**EXTRACTED DATA**
------------------------------------------------------------

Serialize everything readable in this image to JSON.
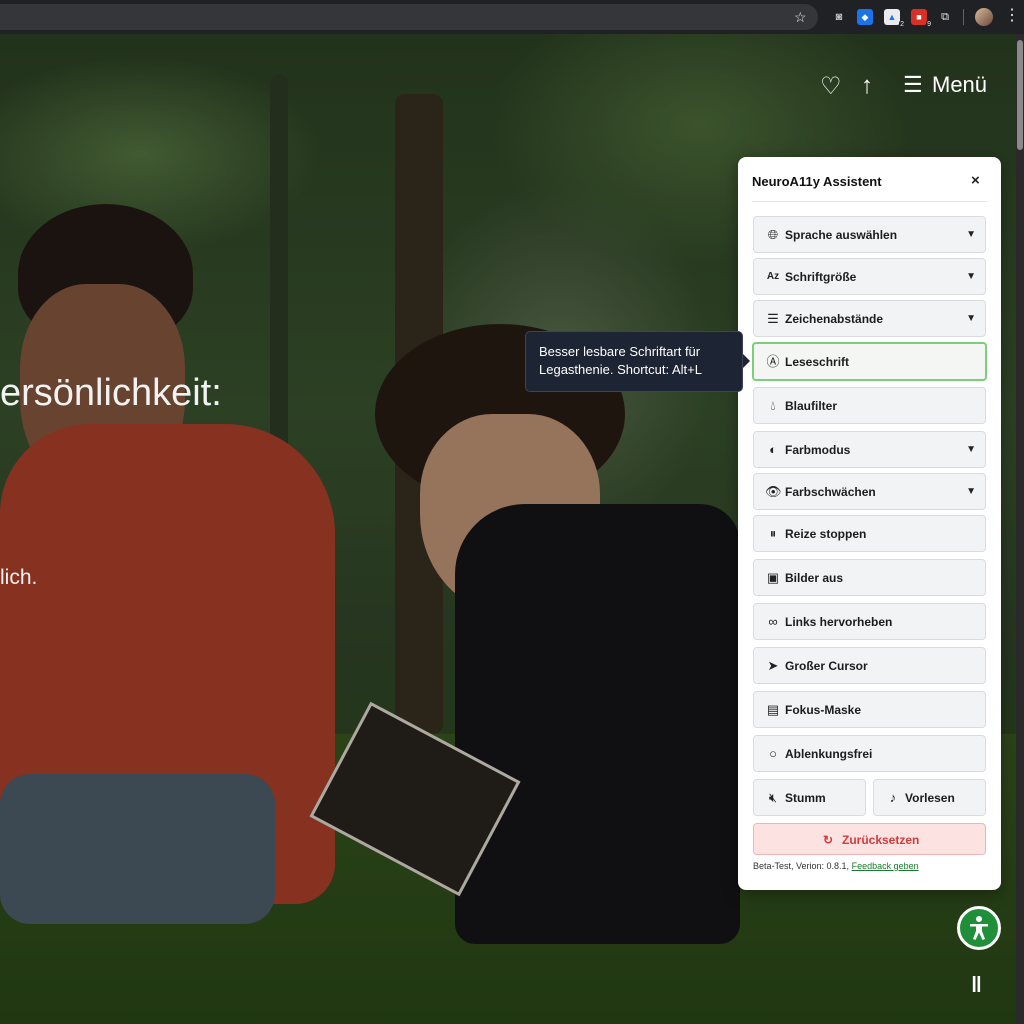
{
  "hero": {
    "headline_fragment": "ersönlichkeit:",
    "body_fragment": "lich.",
    "nav": {
      "menu_label": "Menü"
    }
  },
  "panel": {
    "title": "NeuroA11y Assistent",
    "close_symbol": "×",
    "items": [
      {
        "label": "Sprache auswählen",
        "icon": "globe-icon",
        "has_dropdown": true
      },
      {
        "label": "Schriftgröße",
        "icon": "font-size-icon",
        "has_dropdown": true
      },
      {
        "label": "Zeichenabstände",
        "icon": "spacing-icon",
        "has_dropdown": true
      },
      {
        "label": "Leseschrift",
        "icon": "reading-font-icon",
        "has_dropdown": false,
        "focused": true
      },
      {
        "label": "Blaufilter",
        "icon": "drop-icon",
        "has_dropdown": false
      },
      {
        "label": "Farbmodus",
        "icon": "contrast-icon",
        "has_dropdown": true
      },
      {
        "label": "Farbschwächen",
        "icon": "eye-icon",
        "has_dropdown": true
      },
      {
        "label": "Reize stoppen",
        "icon": "pause-circle-icon",
        "has_dropdown": false
      },
      {
        "label": "Bilder aus",
        "icon": "image-icon",
        "has_dropdown": false
      },
      {
        "label": "Links hervorheben",
        "icon": "link-icon",
        "has_dropdown": false
      },
      {
        "label": "Großer Cursor",
        "icon": "cursor-icon",
        "has_dropdown": false
      },
      {
        "label": "Fokus-Maske",
        "icon": "mask-icon",
        "has_dropdown": false
      },
      {
        "label": "Ablenkungsfrei",
        "icon": "circle-icon",
        "has_dropdown": false
      }
    ],
    "mute_label": "Stumm",
    "read_aloud_label": "Vorlesen",
    "reset_label": "Zurücksetzen",
    "footer_text": "Beta-Test, Verion: 0.8.1,",
    "feedback_link": "Feedback geben"
  },
  "tooltip": {
    "text": "Besser lesbare Schriftart für Legasthenie. Shortcut: Alt+L"
  },
  "colors": {
    "accent_green": "#1f8f3a",
    "focus_border": "#7ccf7a",
    "reset_red": "#d23b3b",
    "tooltip_bg": "#1d2433"
  }
}
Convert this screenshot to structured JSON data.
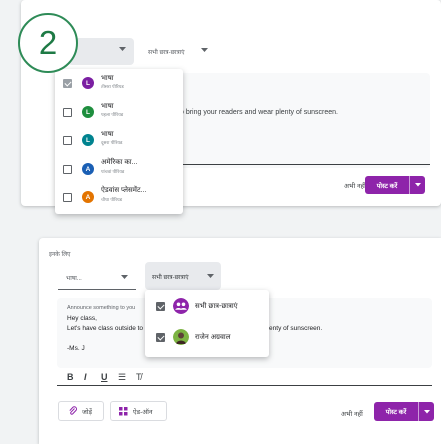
{
  "step_badge": {
    "number": "2"
  },
  "top_card": {
    "students_select": "सभी छात्र-छात्राएं",
    "editor_text": "o bring your readers and wear plenty of sunscreen.",
    "later_label": "अभी नहीं",
    "post_label": "पोस्ट करें",
    "class_menu": [
      {
        "avatar": "L",
        "avatar_color": "#7b1fa2",
        "name": "भाषा",
        "subtitle": "तीसरा पीरियड",
        "checked": true
      },
      {
        "avatar": "L",
        "avatar_color": "#1e8e3e",
        "name": "भाषा",
        "subtitle": "पहला पीरियड",
        "checked": false
      },
      {
        "avatar": "L",
        "avatar_color": "#00838f",
        "name": "भाषा",
        "subtitle": "दूसरा पीरियड",
        "checked": false
      },
      {
        "avatar": "A",
        "avatar_color": "#1a5fb4",
        "name": "अमेरिका का...",
        "subtitle": "पांचवां पीरियड",
        "checked": false
      },
      {
        "avatar": "A",
        "avatar_color": "#e37400",
        "name": "ऐडवांस प्लेसमेंट...",
        "subtitle": "चौथा पीरियड",
        "checked": false
      }
    ]
  },
  "bottom_card": {
    "for_label": "इनके लिए",
    "course_select": "भाषा...",
    "students_select": "सभी छात्र-छात्राएं",
    "editor": {
      "placeholder": "Announce something to you",
      "line1": "Hey class,",
      "line2": "Let's have class outside to",
      "line2_rest": "plenty of sunscreen.",
      "signature": "-Ms. J"
    },
    "format_bold": "B",
    "format_italic": "I",
    "format_underline": "U",
    "format_list": "☰",
    "format_clear": "T̸",
    "attach_label": "जोड़ें",
    "addons_label": "ऐड-ऑन",
    "later_label": "अभी नहीं",
    "post_label": "पोस्ट करें",
    "students_menu": [
      {
        "name": "सभी छात्र-छात्राएं",
        "checked": true,
        "type": "group"
      },
      {
        "name": "राजेन अग्रवाल",
        "checked": true,
        "type": "person"
      }
    ]
  },
  "colors": {
    "accent": "#8e24aa",
    "badge_green": "#2e8b57"
  }
}
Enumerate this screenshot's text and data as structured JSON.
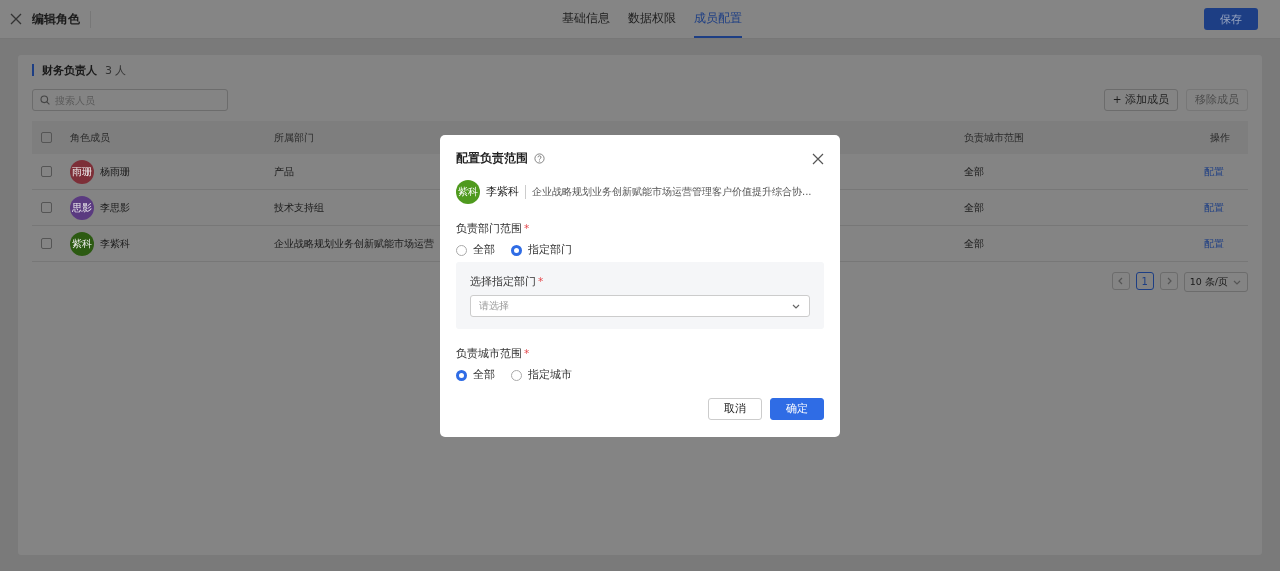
{
  "header": {
    "title": "编辑角色",
    "tabs": [
      {
        "label": "基础信息",
        "selected": false
      },
      {
        "label": "数据权限",
        "selected": false
      },
      {
        "label": "成员配置",
        "selected": true
      }
    ],
    "save": "保存"
  },
  "section": {
    "title": "财务负责人",
    "count": "3 人",
    "search": {
      "placeholder": "搜索人员"
    },
    "add": "添加成员",
    "add_icon": "+",
    "remove": {
      "label": "移除成员",
      "disabled": true
    }
  },
  "table": {
    "all_checked": false,
    "columns": [
      "角色成员",
      "所属部门",
      "负责城市范围",
      "操作"
    ],
    "rows": [
      {
        "checked": false,
        "avatar": "雨珊",
        "color": "#7d2f38",
        "name": "杨雨珊",
        "dept": "产品",
        "city": "全部",
        "action": "配置"
      },
      {
        "checked": false,
        "avatar": "思影",
        "color": "#5a3a80",
        "name": "李思影",
        "dept": "技术支持组",
        "city": "全部",
        "action": "配置"
      },
      {
        "checked": false,
        "avatar": "紫科",
        "color": "#2c5a12",
        "name": "李紫科",
        "dept": "企业战略规划业务创新赋能市场运营",
        "city": "全部",
        "action": "配置"
      }
    ]
  },
  "pagination": {
    "pages": [
      {
        "label": "1",
        "selected": true
      }
    ],
    "page_size": "10 条/页"
  },
  "modal": {
    "title": "配置负责范围",
    "member": {
      "avatar": "紫科",
      "color": "#4f9a1e",
      "name": "李紫科",
      "dept": "企业战略规划业务创新赋能市场运营管理客户价值提升综合协..."
    },
    "dept_scope": {
      "label": "负责部门范围",
      "required_mark": "*",
      "options": [
        {
          "label": "全部",
          "selected": false
        },
        {
          "label": "指定部门",
          "selected": true
        }
      ]
    },
    "dept_select": {
      "label": "选择指定部门",
      "required_mark": "*",
      "placeholder": "请选择"
    },
    "city_scope": {
      "label": "负责城市范围",
      "required_mark": "*",
      "options": [
        {
          "label": "全部",
          "selected": true
        },
        {
          "label": "指定城市",
          "selected": false
        }
      ]
    },
    "cancel": "取消",
    "ok": "确定"
  }
}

------------------------------------------------------------

**EXERCISE BRIEF**
Copy each line containing the word "sunscreen" from the data.

**SOLUTION FOR THIS PROBLEM**
    "editor_text": "o bring your readers and wear plenty of sunscreen.",
      "line2_rest": "plenty of sunscreen.",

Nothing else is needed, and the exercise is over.